## ОТРЫВОК

* * * * *

Возвращение в Европу

Болезнь Гортензии вынудила Луи-Наполеона оставить Нью-Йорк. Возвратившись в Европу, он застал свою мать на смертном одре и едва успел принять от нее последнее благословение.

Гортензия Бонапарт (урожденная де Богарне) умерла 5 октября 1837 года в Тургау (Швейцария). Ей было тогда всего 54 года.

После смерти матери Луи-Наполеон поселился в Швейцарии, где он и жил некоторое время в совершенном уединении, предаваясь вполне безобидным литературным занятиям. Но вскоре пребывание принца в Швейцарии начало тревожить французское правительство, которое стало настаивать, чтобы Луи-Наполеону запрещено было проживать на территории этого государства. Отказ швейцарского правительства едва не стал причиной войны между обеими державами. И тогда, не желая быть причиной раздора между двумя нациями, равно ему дорогими, Луи-Наполеон добровольно уехал в Лондон. «Я решаюсь, – говорил он при прощании, – лучше оставить гостеприимную и дорогую мне по воспоминаниям Швейцарию, нежели допустить через себя пролитие крови между швейцарскими гражданами и моими соотечественниками»116.

* * *

В результате Луи-Наполеон переселился в Англию. Там он стал вращаться в светских кругах, но произвел не самое благоприятное впечатление. Внешность его была заурядна, а политические идеи неоригинальны. Выделяла его лишь непоколебимая вера в свое предназначение и в то, что, рано или поздно, он сделается императором Франции.

Принц действительно мечтал о славе своего великого предка, и уже в Лондоне он закончил начатое им еще в Швейцарии сочинение, которое называлось «Наполеоновские идеи» (Les idées nарolеoniennes). Под этим названием оно и было издано.

* * * * *

## ЗАДАНИЯ
(1) Проверьте, согласуются ли с отрывком о Луи-Наполеоне три утверждения. (а) Гортензия умерла в Тургау в возрасте 54 лет. (б) Луи-Наполеон покинул Швейцарию, потому что его выслало швейцарское правительство. (в) В Англии принц произвёл благоприятное впечатление. Ответьте «да» или «нет» и приведите решающие слова из отрывка.
(2) Как, согласно отрывку о Луи-Наполеоне, называлось сочинение, которое он закончил в Лондоне?
(3) Пожалуйста, допишите продолжение отрывка о Луи-Наполеоне, начав сразу после его последнего предложения.

* * * * *

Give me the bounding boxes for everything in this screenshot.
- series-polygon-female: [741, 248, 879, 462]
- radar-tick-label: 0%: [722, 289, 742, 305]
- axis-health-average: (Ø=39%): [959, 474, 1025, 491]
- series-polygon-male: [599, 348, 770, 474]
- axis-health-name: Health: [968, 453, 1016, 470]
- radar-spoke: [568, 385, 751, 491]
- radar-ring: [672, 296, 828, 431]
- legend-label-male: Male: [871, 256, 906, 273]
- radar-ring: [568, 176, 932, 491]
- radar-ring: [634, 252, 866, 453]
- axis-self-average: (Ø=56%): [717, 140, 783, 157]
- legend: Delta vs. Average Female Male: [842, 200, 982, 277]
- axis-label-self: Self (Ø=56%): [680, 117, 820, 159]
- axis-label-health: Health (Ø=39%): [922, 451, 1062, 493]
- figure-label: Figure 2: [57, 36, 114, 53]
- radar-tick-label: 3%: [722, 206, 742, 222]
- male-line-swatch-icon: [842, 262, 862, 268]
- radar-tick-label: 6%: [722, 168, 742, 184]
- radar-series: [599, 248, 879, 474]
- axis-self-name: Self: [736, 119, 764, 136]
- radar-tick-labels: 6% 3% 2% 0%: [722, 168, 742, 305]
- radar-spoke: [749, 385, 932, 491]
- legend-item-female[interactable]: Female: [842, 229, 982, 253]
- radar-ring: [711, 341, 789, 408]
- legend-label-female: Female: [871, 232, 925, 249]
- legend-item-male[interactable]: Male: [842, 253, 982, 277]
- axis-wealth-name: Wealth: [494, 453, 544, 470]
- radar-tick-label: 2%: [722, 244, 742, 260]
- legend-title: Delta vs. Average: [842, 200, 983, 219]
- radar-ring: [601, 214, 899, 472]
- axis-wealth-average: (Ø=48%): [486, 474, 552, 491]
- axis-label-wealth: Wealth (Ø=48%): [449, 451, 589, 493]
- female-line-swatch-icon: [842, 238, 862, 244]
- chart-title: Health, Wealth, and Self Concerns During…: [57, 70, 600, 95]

* * * * *

## ОТВЕТЫ ПО ЗАДАНИЯМ
(1)
(а) Да: «умерла 5 октября 1837 года в Тургау (Швейцария). Ей было тогда всего 54 года».
(б) Нет: «Луи-Наполеон добровольно уехал в Лондон».
(в) Нет: «произвел не самое благоприятное впечатление».

(2) «Наполеоновские идеи».

(3)
«Наполеоновские идеи» включают в себя самую полную, самую искусную и в то же время самую восторженную апологию системы императора Наполеона I, которую автор представлял как образец революционного правительства, как средство к осуществлению революционного начала не только во Франции, но и во всем мире.

Это сочинение разделено на 7 глав, из которых последняя названа «заключением».

Автор начинает его кратким, но довольно напыщенным предисловием, в котором он, между прочим, говорит, что лишен возможности защищать власть Наполеона I, но он может, по крайней мере, попытаться защищать память его своими сочинениями. А еще он говорит, что его единственная цель в изгнании – это озарить общественное мнение объяснением идеи, господствовавшей в «высоких предначертаниях императора».

Первые три главы сочинения посвящены рассмотрению административной и политической организации империи, а также благодеяний, излитых на Францию системой Наполеона I. Там, в частности, есть такие слова:

«Если бы в небесной обители, где почивает теперь его великая душа, Наполеон мог еще обращать внимание на волнения и пересуды, сталкивающиеся на земле, разгневанная тень его имела бы полное право отвечать своим обвинителям:

“Все, что сделал я для внутреннего благосостояния Франции, я мог выполнить только в короткие промежутки времени между битвами. Но вы, порицающие меня, что совершили вы в продолжении двадцати четырех лет глубокого мира?

Укротили ли вы беспорядки, соединили ли вы партии пред алтарем отечества? Доставили ли вы государственным властям нравственный вес, обеспеченный за ними самим законом и служащий ручательством их прочности?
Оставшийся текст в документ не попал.